* begin *

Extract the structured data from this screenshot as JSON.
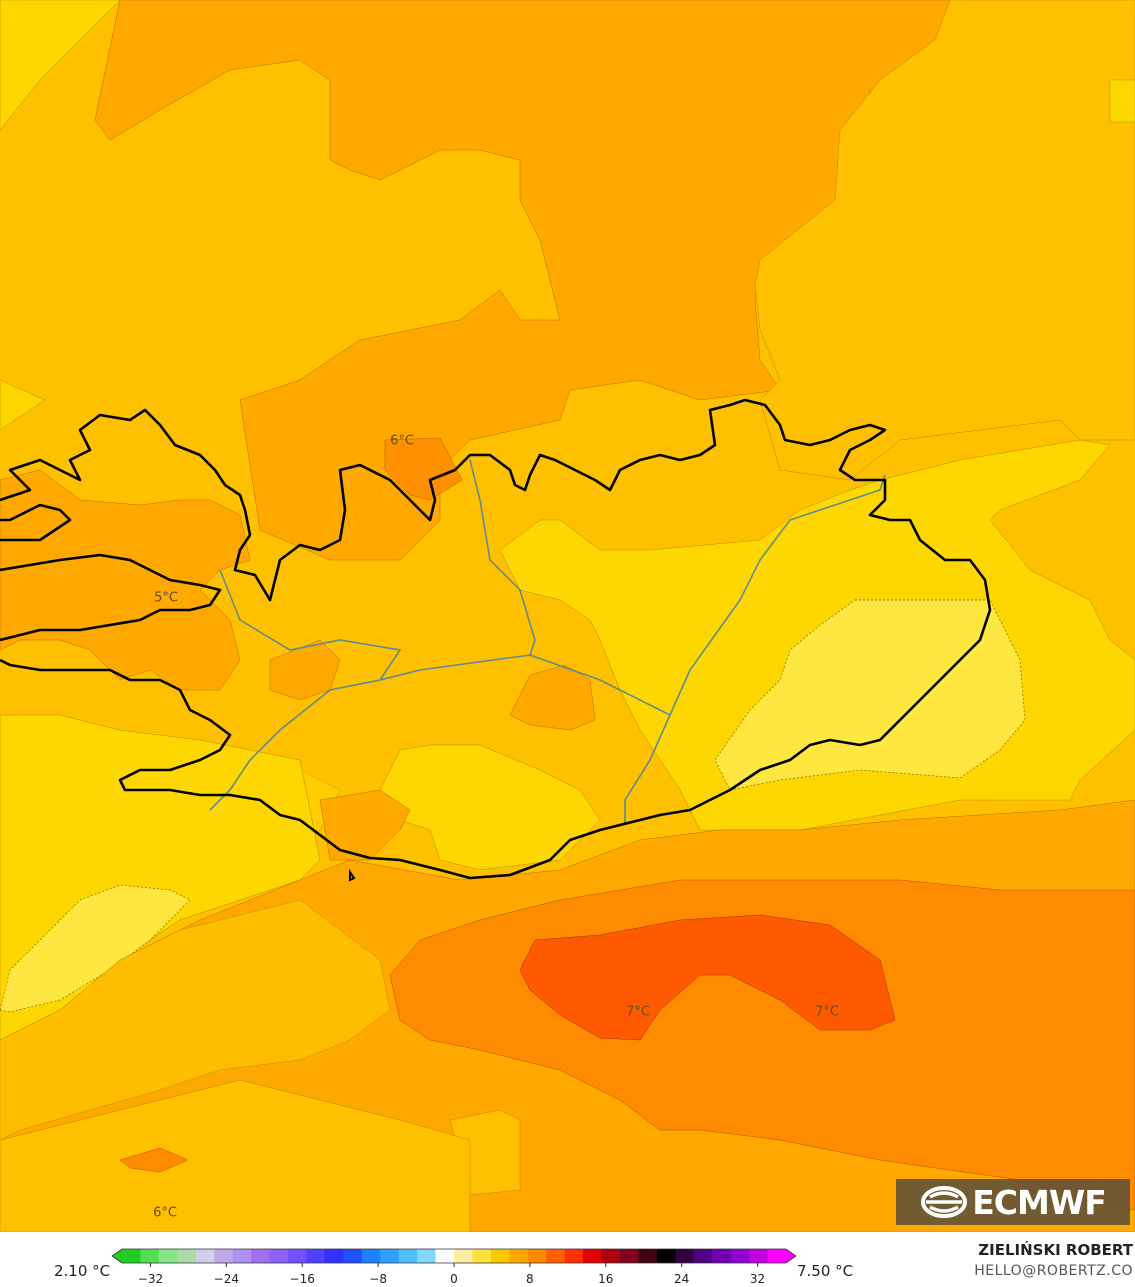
{
  "map": {
    "contour_labels": [
      {
        "id": "label-6c-north",
        "text": "6°C"
      },
      {
        "id": "label-5c-west",
        "text": "5°C"
      },
      {
        "id": "label-7c-south-a",
        "text": "7°C"
      },
      {
        "id": "label-7c-south-b",
        "text": "7°C"
      },
      {
        "id": "label-6c-southwest",
        "text": "6°C"
      }
    ],
    "colors": {
      "band_5_5": "#ffd700",
      "band_5_75": "#ffc000",
      "band_6": "#ffa800",
      "band_6_5": "#ff8c00",
      "band_7": "#ff5a00",
      "band_light": "#ffe640",
      "coastline": "#000000",
      "border": "#6a8a8a"
    }
  },
  "logo": {
    "text": "ECMWF",
    "icon": "ecmwf-logo-icon"
  },
  "legend": {
    "min_label": "2.10 °C",
    "max_label": "7.50 °C",
    "ticks": [
      "−32",
      "−24",
      "−16",
      "−8",
      "0",
      "8",
      "16",
      "24",
      "32"
    ],
    "tick_values": [
      -32,
      -24,
      -16,
      -8,
      0,
      8,
      16,
      24,
      32
    ],
    "range": [
      -35,
      35
    ],
    "colors": [
      "#22cc22",
      "#55dd55",
      "#88e888",
      "#aadcaa",
      "#cfcfe8",
      "#c0a8e8",
      "#b090f0",
      "#a070f0",
      "#9060ff",
      "#7050ff",
      "#5040ff",
      "#3030ff",
      "#2050ff",
      "#2080ff",
      "#30a0ff",
      "#50c0ff",
      "#80d8ff",
      "#ffffff",
      "#fff0a0",
      "#ffe040",
      "#ffc800",
      "#ffa800",
      "#ff8800",
      "#ff6000",
      "#ff3000",
      "#e00000",
      "#b00010",
      "#800020",
      "#400010",
      "#000000",
      "#300040",
      "#500080",
      "#7000b0",
      "#9000d0",
      "#c000e0",
      "#ff00ff"
    ]
  },
  "credit": {
    "name": "ZIELIŃSKI ROBERT",
    "email": "HELLO@ROBERTZ.CO"
  }
}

* end *

**THE EXERCISE**:
Transcribe all of the material exactly, leaving out whatever pictures it contains.

**SOLUTION BELOW**:
Extract the structured data from this screenshot as JSON.
{
  "map": {
    "contour_labels": [
      {
        "id": "label-6c-north",
        "text": "6°C"
      },
      {
        "id": "label-5c-west",
        "text": "5°C"
      },
      {
        "id": "label-7c-south-a",
        "text": "7°C"
      },
      {
        "id": "label-7c-south-b",
        "text": "7°C"
      },
      {
        "id": "label-6c-southwest",
        "text": "6°C"
      }
    ],
    "colors": {
      "band_5_5": "#ffd700",
      "band_5_75": "#ffc000",
      "band_6": "#ffa800",
      "band_6_5": "#ff8c00",
      "band_7": "#ff5a00",
      "band_light": "#ffe640",
      "coastline": "#000000",
      "border": "#6a8a8a"
    }
  },
  "logo": {
    "text": "ECMWF",
    "icon": "ecmwf-logo-icon"
  },
  "legend": {
    "min_label": "2.10 °C",
    "max_label": "7.50 °C",
    "ticks": [
      "−32",
      "−24",
      "−16",
      "−8",
      "0",
      "8",
      "16",
      "24",
      "32"
    ],
    "tick_values": [
      -32,
      -24,
      -16,
      -8,
      0,
      8,
      16,
      24,
      32
    ],
    "range": [
      -35,
      35
    ],
    "colors": [
      "#22cc22",
      "#55dd55",
      "#88e888",
      "#aadcaa",
      "#cfcfe8",
      "#c0a8e8",
      "#b090f0",
      "#a070f0",
      "#9060ff",
      "#7050ff",
      "#5040ff",
      "#3030ff",
      "#2050ff",
      "#2080ff",
      "#30a0ff",
      "#50c0ff",
      "#80d8ff",
      "#ffffff",
      "#fff0a0",
      "#ffe040",
      "#ffc800",
      "#ffa800",
      "#ff8800",
      "#ff6000",
      "#ff3000",
      "#e00000",
      "#b00010",
      "#800020",
      "#400010",
      "#000000",
      "#300040",
      "#500080",
      "#7000b0",
      "#9000d0",
      "#c000e0",
      "#ff00ff"
    ]
  },
  "credit": {
    "name": "ZIELIŃSKI ROBERT",
    "email": "HELLO@ROBERTZ.CO"
  }
}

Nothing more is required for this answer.